===== Input material
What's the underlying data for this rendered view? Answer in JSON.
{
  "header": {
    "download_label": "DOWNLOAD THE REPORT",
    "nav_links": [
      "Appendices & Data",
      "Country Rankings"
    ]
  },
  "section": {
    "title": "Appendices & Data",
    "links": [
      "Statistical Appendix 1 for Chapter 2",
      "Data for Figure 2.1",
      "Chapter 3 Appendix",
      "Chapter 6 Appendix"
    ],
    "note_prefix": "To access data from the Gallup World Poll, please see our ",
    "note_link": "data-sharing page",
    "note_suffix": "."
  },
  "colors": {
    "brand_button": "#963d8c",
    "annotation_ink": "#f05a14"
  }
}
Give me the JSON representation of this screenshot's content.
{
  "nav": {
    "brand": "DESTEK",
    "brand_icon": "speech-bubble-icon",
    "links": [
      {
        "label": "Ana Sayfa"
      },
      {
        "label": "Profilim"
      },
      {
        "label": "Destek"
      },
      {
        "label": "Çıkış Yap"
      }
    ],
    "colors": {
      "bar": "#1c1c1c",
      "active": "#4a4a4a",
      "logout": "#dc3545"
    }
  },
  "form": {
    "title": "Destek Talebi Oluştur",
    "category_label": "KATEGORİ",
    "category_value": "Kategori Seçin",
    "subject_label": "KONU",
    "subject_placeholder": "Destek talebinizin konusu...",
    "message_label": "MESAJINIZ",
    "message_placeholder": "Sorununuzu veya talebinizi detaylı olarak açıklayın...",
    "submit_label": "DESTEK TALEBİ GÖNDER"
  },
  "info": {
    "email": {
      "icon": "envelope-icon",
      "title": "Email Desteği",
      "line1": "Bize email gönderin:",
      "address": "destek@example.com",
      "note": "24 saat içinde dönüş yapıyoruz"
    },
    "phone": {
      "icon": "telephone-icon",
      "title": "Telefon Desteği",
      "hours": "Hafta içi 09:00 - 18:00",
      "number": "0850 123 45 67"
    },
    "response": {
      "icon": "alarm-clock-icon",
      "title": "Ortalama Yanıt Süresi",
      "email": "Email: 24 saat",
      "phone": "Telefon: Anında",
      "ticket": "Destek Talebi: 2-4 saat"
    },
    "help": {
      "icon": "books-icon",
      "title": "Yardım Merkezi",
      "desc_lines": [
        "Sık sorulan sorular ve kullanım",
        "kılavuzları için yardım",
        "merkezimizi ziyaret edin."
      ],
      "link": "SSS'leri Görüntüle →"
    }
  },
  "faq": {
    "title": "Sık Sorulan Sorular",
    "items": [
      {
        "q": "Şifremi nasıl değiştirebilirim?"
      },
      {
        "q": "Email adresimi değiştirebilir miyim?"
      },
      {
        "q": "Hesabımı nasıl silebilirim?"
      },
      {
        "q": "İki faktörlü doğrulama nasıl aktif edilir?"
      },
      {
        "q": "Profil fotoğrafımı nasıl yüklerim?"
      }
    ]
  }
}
==========
What to do - Pick out each line containing "Chapter" and report it.

Correct output -
      "Statistical Appendix 1 for Chapter 2",
      "Chapter 3 Appendix",
      "Chapter 6 Appendix"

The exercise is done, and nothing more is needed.